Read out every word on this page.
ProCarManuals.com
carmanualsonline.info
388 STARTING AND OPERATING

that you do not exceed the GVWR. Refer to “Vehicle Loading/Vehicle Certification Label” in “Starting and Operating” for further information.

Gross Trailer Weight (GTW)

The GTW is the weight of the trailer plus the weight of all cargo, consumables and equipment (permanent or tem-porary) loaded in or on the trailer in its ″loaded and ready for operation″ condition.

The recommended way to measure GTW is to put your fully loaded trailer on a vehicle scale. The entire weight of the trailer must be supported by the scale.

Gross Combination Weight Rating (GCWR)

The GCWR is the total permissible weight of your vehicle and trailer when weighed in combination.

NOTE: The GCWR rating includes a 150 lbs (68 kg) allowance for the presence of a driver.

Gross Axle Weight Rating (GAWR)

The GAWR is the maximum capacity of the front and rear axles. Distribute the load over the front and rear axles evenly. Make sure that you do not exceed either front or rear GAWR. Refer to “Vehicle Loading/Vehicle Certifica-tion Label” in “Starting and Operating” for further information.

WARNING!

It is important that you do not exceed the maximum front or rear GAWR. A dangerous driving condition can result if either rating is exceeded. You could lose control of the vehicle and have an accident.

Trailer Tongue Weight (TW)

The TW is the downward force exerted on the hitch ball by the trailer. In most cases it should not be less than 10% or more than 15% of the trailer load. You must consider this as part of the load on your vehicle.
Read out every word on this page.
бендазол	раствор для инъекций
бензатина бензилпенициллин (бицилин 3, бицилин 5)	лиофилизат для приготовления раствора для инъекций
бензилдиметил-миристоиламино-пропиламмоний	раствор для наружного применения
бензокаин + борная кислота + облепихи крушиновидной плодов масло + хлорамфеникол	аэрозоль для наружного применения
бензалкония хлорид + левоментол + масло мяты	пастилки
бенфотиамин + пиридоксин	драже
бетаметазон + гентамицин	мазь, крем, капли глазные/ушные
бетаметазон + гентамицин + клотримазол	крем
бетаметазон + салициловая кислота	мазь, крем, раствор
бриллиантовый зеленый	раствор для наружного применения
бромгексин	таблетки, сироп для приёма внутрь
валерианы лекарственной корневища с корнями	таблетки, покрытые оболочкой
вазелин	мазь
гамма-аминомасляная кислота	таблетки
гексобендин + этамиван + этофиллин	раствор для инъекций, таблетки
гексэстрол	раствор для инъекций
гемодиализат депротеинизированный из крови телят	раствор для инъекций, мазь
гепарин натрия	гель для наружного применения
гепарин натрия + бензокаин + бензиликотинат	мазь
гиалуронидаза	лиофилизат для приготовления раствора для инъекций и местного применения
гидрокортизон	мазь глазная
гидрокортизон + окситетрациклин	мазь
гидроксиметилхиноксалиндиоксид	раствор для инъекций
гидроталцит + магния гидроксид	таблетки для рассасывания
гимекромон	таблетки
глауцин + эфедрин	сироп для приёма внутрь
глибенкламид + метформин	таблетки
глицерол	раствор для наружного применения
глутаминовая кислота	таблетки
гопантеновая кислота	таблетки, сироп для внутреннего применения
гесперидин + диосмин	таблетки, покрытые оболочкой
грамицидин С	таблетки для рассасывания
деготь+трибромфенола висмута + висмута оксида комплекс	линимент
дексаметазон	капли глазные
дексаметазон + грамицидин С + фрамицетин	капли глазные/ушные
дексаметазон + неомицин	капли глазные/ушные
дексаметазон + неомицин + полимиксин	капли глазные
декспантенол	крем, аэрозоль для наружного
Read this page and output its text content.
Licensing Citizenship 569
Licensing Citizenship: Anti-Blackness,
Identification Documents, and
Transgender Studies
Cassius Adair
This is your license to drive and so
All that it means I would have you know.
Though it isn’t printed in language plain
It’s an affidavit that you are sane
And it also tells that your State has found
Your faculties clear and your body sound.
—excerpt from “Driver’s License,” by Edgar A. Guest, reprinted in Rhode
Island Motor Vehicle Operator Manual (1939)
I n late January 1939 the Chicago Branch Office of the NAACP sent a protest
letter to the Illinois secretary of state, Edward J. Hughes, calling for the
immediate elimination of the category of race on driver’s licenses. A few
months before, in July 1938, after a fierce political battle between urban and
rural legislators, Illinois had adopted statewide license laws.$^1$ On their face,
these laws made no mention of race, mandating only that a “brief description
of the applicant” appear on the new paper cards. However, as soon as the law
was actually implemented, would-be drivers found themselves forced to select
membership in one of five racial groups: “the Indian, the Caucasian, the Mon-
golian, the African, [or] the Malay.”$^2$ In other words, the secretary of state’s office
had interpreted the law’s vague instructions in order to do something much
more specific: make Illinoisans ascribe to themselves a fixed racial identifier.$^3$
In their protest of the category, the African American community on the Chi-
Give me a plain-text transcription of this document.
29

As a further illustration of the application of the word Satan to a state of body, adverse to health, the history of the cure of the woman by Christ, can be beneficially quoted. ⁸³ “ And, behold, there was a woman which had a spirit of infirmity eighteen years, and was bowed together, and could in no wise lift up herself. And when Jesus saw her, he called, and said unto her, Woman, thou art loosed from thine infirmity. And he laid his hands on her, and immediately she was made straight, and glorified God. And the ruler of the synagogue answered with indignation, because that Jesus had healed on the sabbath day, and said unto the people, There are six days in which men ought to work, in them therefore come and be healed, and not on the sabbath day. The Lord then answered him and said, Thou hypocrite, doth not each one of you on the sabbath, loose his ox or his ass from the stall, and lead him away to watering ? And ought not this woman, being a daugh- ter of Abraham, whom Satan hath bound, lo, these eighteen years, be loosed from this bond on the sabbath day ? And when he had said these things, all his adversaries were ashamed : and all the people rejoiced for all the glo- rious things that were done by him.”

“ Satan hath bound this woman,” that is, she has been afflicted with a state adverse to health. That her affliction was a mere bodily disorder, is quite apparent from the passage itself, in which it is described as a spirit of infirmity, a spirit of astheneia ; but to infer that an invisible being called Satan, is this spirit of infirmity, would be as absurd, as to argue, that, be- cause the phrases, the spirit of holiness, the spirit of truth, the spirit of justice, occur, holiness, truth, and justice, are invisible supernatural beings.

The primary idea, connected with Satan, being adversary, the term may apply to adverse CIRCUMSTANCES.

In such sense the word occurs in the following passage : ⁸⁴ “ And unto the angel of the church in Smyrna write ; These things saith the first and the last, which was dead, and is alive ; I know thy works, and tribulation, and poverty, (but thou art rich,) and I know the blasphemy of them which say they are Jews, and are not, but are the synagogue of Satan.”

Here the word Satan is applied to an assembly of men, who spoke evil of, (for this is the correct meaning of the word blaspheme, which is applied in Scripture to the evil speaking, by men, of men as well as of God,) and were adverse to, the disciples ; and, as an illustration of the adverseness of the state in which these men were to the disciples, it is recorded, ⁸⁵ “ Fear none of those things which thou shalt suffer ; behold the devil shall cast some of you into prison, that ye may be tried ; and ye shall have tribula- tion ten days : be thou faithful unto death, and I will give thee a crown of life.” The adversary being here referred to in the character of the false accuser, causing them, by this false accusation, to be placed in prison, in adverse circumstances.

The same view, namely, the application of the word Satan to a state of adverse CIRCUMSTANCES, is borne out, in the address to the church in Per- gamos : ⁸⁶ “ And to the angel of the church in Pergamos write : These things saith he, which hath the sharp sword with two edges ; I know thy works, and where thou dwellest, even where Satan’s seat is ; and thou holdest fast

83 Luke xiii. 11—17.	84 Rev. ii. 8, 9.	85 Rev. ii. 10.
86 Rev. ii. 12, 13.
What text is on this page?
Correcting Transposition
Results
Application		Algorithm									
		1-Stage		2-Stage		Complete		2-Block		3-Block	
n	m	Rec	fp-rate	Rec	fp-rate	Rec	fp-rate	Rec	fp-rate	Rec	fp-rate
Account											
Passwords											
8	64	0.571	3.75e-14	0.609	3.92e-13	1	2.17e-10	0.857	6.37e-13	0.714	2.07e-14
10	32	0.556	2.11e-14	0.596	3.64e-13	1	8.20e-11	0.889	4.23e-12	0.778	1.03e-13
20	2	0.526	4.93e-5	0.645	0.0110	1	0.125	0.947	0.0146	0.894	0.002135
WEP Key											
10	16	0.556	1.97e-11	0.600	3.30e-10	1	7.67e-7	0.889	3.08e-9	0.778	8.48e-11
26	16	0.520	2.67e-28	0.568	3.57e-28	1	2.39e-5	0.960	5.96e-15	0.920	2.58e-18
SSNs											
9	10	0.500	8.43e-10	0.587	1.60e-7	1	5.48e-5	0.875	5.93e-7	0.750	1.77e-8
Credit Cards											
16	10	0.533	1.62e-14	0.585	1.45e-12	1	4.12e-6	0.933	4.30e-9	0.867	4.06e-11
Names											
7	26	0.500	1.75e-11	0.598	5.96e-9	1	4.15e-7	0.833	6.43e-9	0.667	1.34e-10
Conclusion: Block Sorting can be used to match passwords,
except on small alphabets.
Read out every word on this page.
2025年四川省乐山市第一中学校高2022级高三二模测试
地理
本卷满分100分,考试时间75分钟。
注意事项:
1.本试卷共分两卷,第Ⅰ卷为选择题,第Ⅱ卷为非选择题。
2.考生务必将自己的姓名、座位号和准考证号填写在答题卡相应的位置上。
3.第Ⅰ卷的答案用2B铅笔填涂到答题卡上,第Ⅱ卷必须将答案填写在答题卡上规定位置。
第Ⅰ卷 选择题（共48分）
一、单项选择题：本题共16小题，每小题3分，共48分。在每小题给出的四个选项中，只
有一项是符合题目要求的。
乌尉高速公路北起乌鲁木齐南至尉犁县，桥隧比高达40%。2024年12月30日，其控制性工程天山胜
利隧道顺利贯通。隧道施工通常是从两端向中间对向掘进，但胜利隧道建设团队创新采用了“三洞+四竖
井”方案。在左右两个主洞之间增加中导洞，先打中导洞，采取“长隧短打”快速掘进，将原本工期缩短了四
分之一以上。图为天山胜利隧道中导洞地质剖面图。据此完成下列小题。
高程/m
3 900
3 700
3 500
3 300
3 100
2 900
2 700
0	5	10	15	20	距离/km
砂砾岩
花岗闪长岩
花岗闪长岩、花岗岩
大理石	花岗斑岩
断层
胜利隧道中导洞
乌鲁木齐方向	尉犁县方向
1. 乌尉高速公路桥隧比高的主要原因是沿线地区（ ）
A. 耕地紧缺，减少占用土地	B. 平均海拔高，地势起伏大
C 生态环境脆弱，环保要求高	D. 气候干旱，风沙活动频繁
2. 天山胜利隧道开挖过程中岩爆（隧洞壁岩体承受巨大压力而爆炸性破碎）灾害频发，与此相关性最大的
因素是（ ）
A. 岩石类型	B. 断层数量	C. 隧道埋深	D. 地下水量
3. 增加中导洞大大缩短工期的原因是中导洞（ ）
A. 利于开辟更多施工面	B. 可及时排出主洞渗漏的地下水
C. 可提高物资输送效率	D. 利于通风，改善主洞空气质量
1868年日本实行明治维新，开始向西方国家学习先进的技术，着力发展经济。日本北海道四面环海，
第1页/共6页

---

Make a list of all lines in the data that contain "рассасывания".

--- Answer ---
гидроталцит + магния гидроксид	таблетки для рассасывания
грамицидин С	таблетки для рассасывания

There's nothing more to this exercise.